• ENTRIES SHOWN:
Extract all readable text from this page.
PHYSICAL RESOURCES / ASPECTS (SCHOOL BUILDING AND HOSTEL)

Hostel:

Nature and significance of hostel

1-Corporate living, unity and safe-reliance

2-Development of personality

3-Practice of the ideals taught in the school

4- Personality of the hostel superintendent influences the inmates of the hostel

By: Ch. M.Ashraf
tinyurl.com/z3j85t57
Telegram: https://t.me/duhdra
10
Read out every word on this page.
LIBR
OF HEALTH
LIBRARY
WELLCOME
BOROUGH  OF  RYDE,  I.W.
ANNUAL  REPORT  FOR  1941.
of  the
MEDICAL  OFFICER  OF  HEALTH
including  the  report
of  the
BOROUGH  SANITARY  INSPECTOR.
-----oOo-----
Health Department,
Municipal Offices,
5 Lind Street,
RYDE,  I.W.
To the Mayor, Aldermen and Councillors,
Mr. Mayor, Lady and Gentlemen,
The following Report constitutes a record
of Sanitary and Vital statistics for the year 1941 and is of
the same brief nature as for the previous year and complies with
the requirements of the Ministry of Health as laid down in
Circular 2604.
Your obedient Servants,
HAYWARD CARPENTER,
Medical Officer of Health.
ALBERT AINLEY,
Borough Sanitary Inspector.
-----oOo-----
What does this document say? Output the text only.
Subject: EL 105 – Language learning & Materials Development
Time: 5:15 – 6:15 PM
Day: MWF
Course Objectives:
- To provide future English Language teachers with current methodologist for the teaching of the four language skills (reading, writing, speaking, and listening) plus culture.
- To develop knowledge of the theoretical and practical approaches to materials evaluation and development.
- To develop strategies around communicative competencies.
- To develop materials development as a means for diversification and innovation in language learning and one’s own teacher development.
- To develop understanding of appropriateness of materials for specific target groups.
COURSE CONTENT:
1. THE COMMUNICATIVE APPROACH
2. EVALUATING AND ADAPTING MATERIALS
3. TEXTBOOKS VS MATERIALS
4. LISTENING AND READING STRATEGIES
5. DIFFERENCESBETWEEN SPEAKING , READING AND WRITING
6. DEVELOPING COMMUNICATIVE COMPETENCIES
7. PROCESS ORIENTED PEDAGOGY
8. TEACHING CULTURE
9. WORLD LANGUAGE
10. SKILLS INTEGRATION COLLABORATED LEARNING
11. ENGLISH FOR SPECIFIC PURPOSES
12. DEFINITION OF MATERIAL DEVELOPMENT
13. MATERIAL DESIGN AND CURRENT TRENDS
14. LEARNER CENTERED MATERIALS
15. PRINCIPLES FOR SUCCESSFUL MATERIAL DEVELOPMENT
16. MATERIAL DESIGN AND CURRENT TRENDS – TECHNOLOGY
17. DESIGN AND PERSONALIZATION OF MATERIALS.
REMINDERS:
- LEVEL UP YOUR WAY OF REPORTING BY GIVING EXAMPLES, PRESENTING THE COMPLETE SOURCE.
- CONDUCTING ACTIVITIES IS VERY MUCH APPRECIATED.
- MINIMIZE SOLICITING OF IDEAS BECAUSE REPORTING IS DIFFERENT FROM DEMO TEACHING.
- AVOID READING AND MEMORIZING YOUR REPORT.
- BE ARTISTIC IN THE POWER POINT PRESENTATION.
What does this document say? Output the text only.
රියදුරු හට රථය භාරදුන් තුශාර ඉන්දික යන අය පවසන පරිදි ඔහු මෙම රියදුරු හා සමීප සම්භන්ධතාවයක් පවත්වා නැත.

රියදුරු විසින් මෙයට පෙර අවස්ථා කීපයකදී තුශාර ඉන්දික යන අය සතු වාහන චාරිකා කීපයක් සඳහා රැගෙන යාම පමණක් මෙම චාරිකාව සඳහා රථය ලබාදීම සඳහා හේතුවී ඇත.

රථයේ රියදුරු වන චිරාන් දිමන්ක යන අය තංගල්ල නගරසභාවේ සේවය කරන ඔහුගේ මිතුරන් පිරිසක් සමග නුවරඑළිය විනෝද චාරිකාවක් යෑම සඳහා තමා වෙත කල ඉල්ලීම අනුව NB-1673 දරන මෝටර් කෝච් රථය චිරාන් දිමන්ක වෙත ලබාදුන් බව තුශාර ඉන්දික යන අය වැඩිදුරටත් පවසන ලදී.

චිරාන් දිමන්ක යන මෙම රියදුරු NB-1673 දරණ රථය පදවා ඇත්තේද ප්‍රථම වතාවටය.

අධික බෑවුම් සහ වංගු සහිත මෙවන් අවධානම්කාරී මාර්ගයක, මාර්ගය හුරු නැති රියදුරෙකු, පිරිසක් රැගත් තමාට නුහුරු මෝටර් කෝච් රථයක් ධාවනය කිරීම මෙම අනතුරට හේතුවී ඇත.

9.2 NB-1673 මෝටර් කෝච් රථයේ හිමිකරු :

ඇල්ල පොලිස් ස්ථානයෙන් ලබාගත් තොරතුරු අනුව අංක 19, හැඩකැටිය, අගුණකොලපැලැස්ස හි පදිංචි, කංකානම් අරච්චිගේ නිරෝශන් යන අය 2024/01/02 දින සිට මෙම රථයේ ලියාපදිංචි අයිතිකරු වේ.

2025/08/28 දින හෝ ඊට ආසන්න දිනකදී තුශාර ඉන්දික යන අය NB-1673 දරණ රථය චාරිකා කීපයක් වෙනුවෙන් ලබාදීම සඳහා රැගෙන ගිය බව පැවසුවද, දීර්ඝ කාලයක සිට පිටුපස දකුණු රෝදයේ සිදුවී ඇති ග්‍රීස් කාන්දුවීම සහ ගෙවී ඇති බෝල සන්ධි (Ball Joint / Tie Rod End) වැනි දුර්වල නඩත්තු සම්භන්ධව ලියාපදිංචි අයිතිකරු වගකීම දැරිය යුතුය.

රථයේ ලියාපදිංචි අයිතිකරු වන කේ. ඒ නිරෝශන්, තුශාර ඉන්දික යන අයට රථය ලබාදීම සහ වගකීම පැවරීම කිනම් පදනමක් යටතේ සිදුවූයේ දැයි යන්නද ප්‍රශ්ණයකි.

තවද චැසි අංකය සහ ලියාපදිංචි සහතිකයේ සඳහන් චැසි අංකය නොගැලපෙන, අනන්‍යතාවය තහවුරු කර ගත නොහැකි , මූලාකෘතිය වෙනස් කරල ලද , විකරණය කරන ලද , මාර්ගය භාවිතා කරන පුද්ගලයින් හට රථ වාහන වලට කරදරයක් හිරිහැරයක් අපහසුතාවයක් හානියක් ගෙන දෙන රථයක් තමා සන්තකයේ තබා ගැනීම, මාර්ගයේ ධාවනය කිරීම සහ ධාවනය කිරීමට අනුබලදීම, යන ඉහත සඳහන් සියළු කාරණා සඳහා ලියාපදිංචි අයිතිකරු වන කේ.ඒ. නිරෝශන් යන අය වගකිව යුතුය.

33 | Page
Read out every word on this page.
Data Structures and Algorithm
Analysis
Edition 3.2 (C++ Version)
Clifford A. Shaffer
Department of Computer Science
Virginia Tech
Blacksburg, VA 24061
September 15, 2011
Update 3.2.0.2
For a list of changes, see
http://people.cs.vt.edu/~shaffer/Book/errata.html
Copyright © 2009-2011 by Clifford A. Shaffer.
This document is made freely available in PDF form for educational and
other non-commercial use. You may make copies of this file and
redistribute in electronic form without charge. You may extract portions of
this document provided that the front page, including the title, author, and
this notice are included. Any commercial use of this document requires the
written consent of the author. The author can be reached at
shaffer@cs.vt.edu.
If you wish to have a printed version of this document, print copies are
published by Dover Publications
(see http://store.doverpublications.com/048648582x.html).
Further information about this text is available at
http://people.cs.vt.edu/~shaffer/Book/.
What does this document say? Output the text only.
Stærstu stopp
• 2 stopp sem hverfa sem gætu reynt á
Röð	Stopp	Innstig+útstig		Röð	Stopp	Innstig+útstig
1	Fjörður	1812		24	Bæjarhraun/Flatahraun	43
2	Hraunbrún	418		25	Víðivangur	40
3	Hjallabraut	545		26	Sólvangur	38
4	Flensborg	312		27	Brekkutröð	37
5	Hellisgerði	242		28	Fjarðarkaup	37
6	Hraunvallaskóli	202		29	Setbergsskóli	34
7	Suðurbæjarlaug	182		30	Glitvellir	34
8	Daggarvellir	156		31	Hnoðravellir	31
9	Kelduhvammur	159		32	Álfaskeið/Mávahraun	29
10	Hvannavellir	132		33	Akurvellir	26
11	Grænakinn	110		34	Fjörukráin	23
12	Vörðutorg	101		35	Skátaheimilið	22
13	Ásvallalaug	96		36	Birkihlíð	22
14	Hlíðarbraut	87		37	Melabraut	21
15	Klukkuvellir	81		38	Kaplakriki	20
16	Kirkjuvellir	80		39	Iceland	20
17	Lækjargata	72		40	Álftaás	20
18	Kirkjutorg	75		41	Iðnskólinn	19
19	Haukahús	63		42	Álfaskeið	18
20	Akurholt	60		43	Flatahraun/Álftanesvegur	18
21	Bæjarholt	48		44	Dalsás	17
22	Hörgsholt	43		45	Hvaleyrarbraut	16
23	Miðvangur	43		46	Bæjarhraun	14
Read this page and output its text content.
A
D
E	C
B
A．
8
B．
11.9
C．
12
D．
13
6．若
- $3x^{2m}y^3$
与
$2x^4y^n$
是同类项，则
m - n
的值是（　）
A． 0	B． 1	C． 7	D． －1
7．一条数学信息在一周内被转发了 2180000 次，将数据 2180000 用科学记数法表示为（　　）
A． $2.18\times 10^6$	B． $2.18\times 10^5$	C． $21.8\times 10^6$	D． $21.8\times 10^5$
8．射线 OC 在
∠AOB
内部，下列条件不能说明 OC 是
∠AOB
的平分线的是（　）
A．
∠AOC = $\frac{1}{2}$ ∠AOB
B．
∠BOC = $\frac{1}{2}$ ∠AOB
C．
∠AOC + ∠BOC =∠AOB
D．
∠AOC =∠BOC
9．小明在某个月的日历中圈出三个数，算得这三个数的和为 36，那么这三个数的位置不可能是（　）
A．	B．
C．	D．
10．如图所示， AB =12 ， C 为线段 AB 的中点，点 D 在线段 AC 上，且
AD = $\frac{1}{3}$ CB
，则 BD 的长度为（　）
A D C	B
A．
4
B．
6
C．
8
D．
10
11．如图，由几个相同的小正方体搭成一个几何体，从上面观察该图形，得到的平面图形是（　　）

• EXERCISE GOAL: Keep only the lines that hold the string "copies", and copy them out.

• EXPECTED ANSWER:
other non-commercial use. You may make copies of this file and
If you wish to have a printed version of this document, print copies are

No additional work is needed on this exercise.